▸ **What is asked**: Return the whole listing, keeping every character the same.

## Begin Raw records

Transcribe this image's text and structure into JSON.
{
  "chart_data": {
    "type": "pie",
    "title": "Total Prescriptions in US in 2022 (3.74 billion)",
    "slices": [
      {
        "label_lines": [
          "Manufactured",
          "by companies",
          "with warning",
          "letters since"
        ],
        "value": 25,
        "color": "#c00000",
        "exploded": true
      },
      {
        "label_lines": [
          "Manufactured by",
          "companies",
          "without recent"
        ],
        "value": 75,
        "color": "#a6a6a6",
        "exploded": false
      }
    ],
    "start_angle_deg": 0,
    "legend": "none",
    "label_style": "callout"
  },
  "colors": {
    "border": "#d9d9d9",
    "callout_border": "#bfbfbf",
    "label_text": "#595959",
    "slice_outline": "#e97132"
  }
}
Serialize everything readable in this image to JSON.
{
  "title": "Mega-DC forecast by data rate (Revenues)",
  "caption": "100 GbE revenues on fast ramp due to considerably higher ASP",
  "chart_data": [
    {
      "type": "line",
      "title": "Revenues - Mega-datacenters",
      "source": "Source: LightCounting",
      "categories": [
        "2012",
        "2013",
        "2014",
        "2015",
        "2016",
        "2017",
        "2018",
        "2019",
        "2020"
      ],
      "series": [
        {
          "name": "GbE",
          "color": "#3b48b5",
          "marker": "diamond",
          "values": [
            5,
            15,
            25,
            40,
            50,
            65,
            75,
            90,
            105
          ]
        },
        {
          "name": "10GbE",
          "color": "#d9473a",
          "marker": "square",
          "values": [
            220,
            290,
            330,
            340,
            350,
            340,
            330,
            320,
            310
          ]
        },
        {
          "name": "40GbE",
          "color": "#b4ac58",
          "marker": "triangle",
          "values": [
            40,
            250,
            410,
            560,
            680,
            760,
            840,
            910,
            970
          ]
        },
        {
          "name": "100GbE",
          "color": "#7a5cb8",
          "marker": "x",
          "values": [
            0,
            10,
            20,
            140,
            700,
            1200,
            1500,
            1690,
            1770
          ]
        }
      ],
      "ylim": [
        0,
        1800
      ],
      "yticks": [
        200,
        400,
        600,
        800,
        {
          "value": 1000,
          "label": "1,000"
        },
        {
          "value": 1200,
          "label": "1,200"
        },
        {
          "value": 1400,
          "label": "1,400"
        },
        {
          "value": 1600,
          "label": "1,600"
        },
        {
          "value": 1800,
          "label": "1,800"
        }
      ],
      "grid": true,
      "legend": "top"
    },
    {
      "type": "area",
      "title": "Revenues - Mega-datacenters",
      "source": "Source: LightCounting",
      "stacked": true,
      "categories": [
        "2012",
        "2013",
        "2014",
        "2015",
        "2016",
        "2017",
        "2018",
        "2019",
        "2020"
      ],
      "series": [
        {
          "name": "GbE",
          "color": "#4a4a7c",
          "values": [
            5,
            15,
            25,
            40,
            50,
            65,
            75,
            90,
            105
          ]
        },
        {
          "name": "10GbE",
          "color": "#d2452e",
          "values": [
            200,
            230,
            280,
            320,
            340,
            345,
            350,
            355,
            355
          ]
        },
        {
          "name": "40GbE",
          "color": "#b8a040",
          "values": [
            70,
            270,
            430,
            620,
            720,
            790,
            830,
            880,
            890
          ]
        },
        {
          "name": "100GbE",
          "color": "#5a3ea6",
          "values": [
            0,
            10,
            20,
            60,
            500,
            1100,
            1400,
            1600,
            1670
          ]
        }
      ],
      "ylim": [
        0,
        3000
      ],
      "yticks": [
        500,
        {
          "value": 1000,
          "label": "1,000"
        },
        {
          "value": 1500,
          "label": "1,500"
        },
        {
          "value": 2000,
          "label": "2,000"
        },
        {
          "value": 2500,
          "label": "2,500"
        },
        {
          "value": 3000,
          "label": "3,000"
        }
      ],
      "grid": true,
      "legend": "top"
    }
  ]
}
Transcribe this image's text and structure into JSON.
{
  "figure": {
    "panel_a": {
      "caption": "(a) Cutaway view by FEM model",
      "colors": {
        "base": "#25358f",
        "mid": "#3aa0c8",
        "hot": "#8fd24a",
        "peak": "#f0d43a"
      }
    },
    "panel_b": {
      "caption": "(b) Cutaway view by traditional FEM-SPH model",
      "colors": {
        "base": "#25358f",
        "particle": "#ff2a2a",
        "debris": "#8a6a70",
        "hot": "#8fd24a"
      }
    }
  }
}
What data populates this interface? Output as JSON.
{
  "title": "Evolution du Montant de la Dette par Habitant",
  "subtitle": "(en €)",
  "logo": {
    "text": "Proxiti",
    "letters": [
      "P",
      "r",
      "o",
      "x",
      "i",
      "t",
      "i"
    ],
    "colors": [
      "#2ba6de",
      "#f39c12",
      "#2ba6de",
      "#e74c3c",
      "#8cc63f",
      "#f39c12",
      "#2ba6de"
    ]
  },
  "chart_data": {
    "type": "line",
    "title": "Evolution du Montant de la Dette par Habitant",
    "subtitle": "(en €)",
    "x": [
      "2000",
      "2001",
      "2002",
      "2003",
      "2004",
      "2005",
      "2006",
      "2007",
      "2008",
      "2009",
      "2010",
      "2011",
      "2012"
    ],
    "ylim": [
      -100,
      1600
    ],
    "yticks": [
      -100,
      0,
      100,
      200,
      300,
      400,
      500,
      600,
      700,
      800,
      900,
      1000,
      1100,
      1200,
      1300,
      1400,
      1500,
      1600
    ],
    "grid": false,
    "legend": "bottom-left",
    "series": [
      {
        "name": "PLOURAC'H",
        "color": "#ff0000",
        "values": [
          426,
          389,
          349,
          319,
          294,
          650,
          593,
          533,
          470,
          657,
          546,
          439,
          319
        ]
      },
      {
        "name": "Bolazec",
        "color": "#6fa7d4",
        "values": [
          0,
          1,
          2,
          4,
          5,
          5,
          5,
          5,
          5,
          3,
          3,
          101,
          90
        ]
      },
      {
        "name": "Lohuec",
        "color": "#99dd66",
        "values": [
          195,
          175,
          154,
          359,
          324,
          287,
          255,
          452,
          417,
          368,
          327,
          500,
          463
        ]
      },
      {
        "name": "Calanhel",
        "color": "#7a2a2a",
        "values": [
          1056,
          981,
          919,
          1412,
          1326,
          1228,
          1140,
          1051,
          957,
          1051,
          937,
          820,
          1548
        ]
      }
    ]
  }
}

## End Raw records

▸ **Result**:
Transcribe this image's text and structure into JSON.
{
  "chart_data": {
    "type": "pie",
    "title": "Total Prescriptions in US in 2022 (3.74 billion)",
    "slices": [
      {
        "label_lines": [
          "Manufactured",
          "by companies",
          "with warning",
          "letters since"
        ],
        "value": 25,
        "color": "#c00000",
        "exploded": true
      },
      {
        "label_lines": [
          "Manufactured by",
          "companies",
          "without recent"
        ],
        "value": 75,
        "color": "#a6a6a6",
        "exploded": false
      }
    ],
    "start_angle_deg": 0,
    "legend": "none",
    "label_style": "callout"
  },
  "colors": {
    "border": "#d9d9d9",
    "callout_border": "#bfbfbf",
    "label_text": "#595959",
    "slice_outline": "#e97132"
  }
}
Serialize everything readable in this image to JSON.
{
  "title": "Mega-DC forecast by data rate (Revenues)",
  "caption": "100 GbE revenues on fast ramp due to considerably higher ASP",
  "chart_data": [
    {
      "type": "line",
      "title": "Revenues - Mega-datacenters",
      "source": "Source: LightCounting",
      "categories": [
        "2012",
        "2013",
        "2014",
        "2015",
        "2016",
        "2017",
        "2018",
        "2019",
        "2020"
      ],
      "series": [
        {
          "name": "GbE",
          "color": "#3b48b5",
          "marker": "diamond",
          "values": [
            5,
            15,
            25,
            40,
            50,
            65,
            75,
            90,
            105
          ]
        },
        {
          "name": "10GbE",
          "color": "#d9473a",
          "marker": "square",
          "values": [
            220,
            290,
            330,
            340,
            350,
            340,
            330,
            320,
            310
          ]
        },
        {
          "name": "40GbE",
          "color": "#b4ac58",
          "marker": "triangle",
          "values": [
            40,
            250,
            410,
            560,
            680,
            760,
            840,
            910,
            970
          ]
        },
        {
          "name": "100GbE",
          "color": "#7a5cb8",
          "marker": "x",
          "values": [
            0,
            10,
            20,
            140,
            700,
            1200,
            1500,
            1690,
            1770
          ]
        }
      ],
      "ylim": [
        0,
        1800
      ],
      "yticks": [
        200,
        400,
        600,
        800,
        {
          "value": 1000,
          "label": "1,000"
        },
        {
          "value": 1200,
          "label": "1,200"
        },
        {
          "value": 1400,
          "label": "1,400"
        },
        {
          "value": 1600,
          "label": "1,600"
        },
        {
          "value": 1800,
          "label": "1,800"
        }
      ],
      "grid": true,
      "legend": "top"
    },
    {
      "type": "area",
      "title": "Revenues - Mega-datacenters",
      "source": "Source: LightCounting",
      "stacked": true,
      "categories": [
        "2012",
        "2013",
        "2014",
        "2015",
        "2016",
        "2017",
        "2018",
        "2019",
        "2020"
      ],
      "series": [
        {
          "name": "GbE",
          "color": "#4a4a7c",
          "values": [
            5,
            15,
            25,
            40,
            50,
            65,
            75,
            90,
            105
          ]
        },
        {
          "name": "10GbE",
          "color": "#d2452e",
          "values": [
            200,
            230,
            280,
            320,
            340,
            345,
            350,
            355,
            355
          ]
        },
        {
          "name": "40GbE",
          "color": "#b8a040",
          "values": [
            70,
            270,
            430,
            620,
            720,
            790,
            830,
            880,
            890
          ]
        },
        {
          "name": "100GbE",
          "color": "#5a3ea6",
          "values": [
            0,
            10,
            20,
            60,
            500,
            1100,
            1400,
            1600,
            1670
          ]
        }
      ],
      "ylim": [
        0,
        3000
      ],
      "yticks": [
        500,
        {
          "value": 1000,
          "label": "1,000"
        },
        {
          "value": 1500,
          "label": "1,500"
        },
        {
          "value": 2000,
          "label": "2,000"
        },
        {
          "value": 2500,
          "label": "2,500"
        },
        {
          "value": 3000,
          "label": "3,000"
        }
      ],
      "grid": true,
      "legend": "top"
    }
  ]
}
Transcribe this image's text and structure into JSON.
{
  "figure": {
    "panel_a": {
      "caption": "(a) Cutaway view by FEM model",
      "colors": {
        "base": "#25358f",
        "mid": "#3aa0c8",
        "hot": "#8fd24a",
        "peak": "#f0d43a"
      }
    },
    "panel_b": {
      "caption": "(b) Cutaway view by traditional FEM-SPH model",
      "colors": {
        "base": "#25358f",
        "particle": "#ff2a2a",
        "debris": "#8a6a70",
        "hot": "#8fd24a"
      }
    }
  }
}
What data populates this interface? Output as JSON.
{
  "title": "Evolution du Montant de la Dette par Habitant",
  "subtitle": "(en €)",
  "logo": {
    "text": "Proxiti",
    "letters": [
      "P",
      "r",
      "o",
      "x",
      "i",
      "t",
      "i"
    ],
    "colors": [
      "#2ba6de",
      "#f39c12",
      "#2ba6de",
      "#e74c3c",
      "#8cc63f",
      "#f39c12",
      "#2ba6de"
    ]
  },
  "chart_data": {
    "type": "line",
    "title": "Evolution du Montant de la Dette par Habitant",
    "subtitle": "(en €)",
    "x": [
      "2000",
      "2001",
      "2002",
      "2003",
      "2004",
      "2005",
      "2006",
      "2007",
      "2008",
      "2009",
      "2010",
      "2011",
      "2012"
    ],
    "ylim": [
      -100,
      1600
    ],
    "yticks": [
      -100,
      0,
      100,
      200,
      300,
      400,
      500,
      600,
      700,
      800,
      900,
      1000,
      1100,
      1200,
      1300,
      1400,
      1500,
      1600
    ],
    "grid": false,
    "legend": "bottom-left",
    "series": [
      {
        "name": "PLOURAC'H",
        "color": "#ff0000",
        "values": [
          426,
          389,
          349,
          319,
          294,
          650,
          593,
          533,
          470,
          657,
          546,
          439,
          319
        ]
      },
      {
        "name": "Bolazec",
        "color": "#6fa7d4",
        "values": [
          0,
          1,
          2,
          4,
          5,
          5,
          5,
          5,
          5,
          3,
          3,
          101,
          90
        ]
      },
      {
        "name": "Lohuec",
        "color": "#99dd66",
        "values": [
          195,
          175,
          154,
          359,
          324,
          287,
          255,
          452,
          417,
          368,
          327,
          500,
          463
        ]
      },
      {
        "name": "Calanhel",
        "color": "#7a2a2a",
        "values": [
          1056,
          981,
          919,
          1412,
          1326,
          1228,
          1140,
          1051,
          957,
          1051,
          937,
          820,
          1548
        ]
      }
    ]
  }
}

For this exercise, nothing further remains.